Coordinate annotation records:
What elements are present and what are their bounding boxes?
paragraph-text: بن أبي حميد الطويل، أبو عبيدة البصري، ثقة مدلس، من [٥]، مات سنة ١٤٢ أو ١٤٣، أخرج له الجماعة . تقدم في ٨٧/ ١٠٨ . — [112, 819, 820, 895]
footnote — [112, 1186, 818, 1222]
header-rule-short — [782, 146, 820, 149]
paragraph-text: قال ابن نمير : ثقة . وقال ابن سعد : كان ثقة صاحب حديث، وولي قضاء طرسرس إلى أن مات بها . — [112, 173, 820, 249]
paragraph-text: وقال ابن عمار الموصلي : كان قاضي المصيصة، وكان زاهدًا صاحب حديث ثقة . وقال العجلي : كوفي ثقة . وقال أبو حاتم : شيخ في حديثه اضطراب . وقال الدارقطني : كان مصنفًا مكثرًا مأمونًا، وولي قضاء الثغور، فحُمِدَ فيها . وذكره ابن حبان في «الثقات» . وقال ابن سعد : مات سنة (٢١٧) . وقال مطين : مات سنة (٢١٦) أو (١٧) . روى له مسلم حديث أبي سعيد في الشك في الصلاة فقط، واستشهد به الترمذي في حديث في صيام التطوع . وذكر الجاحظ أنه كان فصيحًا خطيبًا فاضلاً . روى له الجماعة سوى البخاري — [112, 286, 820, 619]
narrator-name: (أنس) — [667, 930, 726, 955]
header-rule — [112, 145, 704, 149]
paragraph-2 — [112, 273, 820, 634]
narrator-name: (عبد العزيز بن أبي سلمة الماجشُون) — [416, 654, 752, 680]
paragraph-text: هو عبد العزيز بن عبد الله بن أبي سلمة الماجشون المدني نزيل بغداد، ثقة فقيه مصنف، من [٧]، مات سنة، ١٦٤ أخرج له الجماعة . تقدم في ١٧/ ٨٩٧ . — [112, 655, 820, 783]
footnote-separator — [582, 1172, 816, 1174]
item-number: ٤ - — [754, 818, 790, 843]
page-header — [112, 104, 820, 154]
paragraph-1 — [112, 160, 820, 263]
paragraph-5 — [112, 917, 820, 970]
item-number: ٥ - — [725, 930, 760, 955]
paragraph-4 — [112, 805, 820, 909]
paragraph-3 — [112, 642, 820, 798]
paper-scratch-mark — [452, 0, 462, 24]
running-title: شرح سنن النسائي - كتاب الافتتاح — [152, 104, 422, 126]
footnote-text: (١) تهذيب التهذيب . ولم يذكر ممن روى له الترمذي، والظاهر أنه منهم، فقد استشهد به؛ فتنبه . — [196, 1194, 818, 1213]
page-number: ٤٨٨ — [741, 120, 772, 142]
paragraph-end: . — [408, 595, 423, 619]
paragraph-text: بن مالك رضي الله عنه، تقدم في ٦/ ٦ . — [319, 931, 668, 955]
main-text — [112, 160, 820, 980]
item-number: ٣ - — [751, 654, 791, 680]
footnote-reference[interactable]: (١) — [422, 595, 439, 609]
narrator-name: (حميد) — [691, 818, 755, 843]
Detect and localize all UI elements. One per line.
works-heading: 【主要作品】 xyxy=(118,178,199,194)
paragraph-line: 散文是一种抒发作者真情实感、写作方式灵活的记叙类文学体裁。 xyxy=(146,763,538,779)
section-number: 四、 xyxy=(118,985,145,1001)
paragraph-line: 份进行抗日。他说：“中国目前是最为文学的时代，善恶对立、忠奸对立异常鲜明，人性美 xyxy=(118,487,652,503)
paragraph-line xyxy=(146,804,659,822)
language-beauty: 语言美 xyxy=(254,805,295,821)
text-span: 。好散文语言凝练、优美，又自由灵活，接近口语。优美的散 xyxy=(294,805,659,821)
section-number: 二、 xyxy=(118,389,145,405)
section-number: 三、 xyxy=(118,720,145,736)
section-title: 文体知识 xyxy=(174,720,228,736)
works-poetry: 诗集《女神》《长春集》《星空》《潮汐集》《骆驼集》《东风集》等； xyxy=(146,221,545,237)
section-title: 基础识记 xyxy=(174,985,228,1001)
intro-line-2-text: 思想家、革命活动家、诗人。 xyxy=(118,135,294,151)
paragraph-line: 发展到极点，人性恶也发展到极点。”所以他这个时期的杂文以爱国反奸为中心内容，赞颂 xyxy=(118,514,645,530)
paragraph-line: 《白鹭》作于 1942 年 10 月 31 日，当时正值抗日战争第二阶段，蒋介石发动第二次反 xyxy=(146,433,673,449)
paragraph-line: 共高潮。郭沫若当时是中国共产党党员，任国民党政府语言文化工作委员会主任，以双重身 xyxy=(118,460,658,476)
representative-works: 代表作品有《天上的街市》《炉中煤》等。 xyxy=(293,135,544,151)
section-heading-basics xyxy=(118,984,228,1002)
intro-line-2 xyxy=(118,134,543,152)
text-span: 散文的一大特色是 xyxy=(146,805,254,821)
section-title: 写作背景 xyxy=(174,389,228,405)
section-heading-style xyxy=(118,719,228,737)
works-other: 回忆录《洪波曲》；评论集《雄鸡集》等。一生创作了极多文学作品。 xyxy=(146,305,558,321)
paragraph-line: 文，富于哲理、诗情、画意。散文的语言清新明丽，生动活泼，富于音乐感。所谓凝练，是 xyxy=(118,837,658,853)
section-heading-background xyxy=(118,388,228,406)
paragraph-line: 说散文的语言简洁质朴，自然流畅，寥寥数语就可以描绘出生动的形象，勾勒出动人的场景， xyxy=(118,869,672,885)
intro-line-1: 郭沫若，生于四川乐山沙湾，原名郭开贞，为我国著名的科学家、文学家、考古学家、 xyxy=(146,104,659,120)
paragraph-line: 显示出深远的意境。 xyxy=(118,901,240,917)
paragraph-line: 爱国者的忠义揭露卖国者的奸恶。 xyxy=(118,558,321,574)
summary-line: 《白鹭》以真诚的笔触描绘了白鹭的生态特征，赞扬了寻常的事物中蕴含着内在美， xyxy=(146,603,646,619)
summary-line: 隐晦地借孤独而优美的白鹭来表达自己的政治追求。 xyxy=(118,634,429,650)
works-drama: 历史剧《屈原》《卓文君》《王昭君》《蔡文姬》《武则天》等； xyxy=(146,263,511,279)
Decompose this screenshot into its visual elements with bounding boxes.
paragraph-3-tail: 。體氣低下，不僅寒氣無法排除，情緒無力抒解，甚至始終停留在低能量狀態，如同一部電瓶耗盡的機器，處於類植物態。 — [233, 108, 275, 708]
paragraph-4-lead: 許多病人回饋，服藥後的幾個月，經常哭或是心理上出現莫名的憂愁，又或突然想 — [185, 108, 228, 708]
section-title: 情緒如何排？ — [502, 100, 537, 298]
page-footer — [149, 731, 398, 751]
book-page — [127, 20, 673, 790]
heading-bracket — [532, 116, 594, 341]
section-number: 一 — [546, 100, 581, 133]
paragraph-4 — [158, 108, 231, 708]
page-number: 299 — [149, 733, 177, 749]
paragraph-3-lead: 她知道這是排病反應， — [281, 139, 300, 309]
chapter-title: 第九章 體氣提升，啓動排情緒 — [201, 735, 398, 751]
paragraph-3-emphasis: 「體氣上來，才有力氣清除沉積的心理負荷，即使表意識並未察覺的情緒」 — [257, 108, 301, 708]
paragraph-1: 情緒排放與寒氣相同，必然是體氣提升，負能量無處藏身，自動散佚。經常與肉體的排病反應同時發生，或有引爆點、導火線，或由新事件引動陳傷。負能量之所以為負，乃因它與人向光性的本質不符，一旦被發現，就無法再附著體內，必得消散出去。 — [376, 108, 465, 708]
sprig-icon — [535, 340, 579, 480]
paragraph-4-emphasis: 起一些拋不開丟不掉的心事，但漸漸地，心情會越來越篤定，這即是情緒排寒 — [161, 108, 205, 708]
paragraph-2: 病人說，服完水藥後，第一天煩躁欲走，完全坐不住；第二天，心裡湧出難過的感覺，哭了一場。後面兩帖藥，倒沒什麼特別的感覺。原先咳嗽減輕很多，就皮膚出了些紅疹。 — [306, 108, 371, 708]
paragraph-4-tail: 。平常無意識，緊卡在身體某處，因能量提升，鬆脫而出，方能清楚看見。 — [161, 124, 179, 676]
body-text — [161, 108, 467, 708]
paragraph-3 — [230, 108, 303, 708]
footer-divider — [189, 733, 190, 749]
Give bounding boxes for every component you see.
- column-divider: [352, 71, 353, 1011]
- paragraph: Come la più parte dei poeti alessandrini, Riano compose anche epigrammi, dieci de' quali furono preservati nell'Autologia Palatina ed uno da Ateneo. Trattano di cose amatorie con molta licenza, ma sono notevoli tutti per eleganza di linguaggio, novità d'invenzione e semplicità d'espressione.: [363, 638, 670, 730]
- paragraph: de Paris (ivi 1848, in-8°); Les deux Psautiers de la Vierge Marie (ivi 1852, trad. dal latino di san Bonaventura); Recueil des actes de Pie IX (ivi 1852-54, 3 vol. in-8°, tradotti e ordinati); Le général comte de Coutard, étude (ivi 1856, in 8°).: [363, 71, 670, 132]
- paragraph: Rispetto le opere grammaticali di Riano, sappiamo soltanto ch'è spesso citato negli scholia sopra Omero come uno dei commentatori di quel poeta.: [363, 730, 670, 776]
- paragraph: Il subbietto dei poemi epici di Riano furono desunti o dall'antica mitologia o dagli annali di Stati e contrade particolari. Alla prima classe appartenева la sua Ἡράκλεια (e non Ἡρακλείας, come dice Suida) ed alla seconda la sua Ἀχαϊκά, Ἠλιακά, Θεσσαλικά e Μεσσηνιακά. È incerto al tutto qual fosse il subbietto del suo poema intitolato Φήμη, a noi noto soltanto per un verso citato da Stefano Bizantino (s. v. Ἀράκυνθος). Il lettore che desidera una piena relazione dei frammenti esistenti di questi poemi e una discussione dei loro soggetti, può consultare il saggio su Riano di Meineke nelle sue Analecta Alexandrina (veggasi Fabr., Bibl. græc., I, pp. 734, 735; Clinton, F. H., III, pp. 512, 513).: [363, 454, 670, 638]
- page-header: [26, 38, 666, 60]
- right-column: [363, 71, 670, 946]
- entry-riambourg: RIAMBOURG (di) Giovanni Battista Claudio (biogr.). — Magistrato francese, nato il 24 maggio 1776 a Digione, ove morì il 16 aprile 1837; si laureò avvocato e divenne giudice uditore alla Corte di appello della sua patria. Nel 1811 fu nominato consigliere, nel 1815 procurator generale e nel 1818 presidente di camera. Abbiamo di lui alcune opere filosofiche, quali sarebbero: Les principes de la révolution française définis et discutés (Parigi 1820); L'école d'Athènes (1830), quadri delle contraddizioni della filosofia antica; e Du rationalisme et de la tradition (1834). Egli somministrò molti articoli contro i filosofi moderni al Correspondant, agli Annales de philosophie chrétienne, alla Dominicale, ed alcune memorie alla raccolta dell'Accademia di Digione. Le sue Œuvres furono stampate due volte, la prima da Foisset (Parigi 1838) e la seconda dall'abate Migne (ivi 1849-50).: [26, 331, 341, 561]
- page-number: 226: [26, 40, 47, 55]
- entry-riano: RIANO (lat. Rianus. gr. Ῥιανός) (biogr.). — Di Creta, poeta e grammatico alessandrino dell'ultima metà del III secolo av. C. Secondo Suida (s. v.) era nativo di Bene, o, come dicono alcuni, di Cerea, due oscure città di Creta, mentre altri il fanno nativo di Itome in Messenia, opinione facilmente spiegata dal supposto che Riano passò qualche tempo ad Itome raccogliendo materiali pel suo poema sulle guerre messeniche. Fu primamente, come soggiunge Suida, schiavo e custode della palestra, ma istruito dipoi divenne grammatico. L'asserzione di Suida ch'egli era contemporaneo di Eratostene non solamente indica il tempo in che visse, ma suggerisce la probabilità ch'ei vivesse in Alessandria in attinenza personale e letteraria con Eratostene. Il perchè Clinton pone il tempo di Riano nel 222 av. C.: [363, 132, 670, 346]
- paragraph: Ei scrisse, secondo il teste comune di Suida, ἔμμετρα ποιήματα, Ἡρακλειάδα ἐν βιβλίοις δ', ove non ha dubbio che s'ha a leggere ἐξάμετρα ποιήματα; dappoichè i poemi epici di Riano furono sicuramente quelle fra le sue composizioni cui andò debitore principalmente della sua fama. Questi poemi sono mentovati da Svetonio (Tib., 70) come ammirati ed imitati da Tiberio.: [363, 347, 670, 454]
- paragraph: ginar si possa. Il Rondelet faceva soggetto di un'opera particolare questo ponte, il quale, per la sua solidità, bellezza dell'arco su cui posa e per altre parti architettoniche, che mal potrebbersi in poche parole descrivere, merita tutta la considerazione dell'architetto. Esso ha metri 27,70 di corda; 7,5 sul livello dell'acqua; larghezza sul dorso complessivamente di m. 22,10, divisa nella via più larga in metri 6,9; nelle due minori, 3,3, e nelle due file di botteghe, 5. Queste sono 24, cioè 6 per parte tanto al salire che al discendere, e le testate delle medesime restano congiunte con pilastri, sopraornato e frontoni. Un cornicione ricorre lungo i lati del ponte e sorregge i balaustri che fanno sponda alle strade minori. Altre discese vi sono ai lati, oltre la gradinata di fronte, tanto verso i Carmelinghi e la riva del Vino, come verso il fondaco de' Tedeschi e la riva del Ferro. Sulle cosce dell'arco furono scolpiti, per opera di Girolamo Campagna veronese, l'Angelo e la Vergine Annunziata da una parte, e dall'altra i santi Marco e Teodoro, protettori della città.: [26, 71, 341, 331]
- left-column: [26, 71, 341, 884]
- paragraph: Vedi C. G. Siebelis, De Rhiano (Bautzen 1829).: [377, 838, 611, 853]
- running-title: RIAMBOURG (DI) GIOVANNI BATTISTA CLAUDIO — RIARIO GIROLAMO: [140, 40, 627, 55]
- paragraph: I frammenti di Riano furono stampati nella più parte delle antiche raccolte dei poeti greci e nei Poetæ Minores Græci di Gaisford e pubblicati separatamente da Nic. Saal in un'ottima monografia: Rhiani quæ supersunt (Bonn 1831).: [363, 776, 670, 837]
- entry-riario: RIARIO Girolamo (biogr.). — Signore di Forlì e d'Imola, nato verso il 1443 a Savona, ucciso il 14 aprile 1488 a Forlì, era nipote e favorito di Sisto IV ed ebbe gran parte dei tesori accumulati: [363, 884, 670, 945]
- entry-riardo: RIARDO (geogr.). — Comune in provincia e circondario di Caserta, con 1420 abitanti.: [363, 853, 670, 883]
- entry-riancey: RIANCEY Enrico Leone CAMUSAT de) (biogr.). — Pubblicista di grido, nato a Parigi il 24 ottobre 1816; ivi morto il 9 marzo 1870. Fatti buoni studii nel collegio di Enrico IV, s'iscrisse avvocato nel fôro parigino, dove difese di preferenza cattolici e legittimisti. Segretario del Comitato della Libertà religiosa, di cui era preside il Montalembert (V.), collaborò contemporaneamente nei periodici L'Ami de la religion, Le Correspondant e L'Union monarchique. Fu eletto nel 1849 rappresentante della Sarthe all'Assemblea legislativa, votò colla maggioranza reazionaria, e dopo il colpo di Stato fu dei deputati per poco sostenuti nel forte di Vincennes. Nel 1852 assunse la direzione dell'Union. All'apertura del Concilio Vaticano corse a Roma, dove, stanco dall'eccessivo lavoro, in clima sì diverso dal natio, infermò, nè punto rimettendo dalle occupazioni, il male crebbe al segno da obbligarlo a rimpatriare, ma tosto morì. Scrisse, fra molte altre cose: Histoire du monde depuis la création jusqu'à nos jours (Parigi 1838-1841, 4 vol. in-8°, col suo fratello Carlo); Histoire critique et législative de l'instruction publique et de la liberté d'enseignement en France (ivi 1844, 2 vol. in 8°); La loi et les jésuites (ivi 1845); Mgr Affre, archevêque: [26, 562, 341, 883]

- [Your goal]
Report every line of the items above that contains the string "number".

- [Finished task]
item-number: ٤ - — [754, 818, 790, 843]
item-number: ٥ - — [725, 930, 760, 955]
page-number: ٤٨٨ — [741, 120, 772, 142]
item-number: ٣ - — [751, 654, 791, 680]
section-number: 四、 xyxy=(118,985,145,1001)
section-number: 二、 xyxy=(118,389,145,405)
section-number: 三、 xyxy=(118,720,145,736)
section-number: 一 — [546, 100, 581, 133]
page-number: 299 — [149, 733, 177, 749]
- page-number: 226: [26, 40, 47, 55]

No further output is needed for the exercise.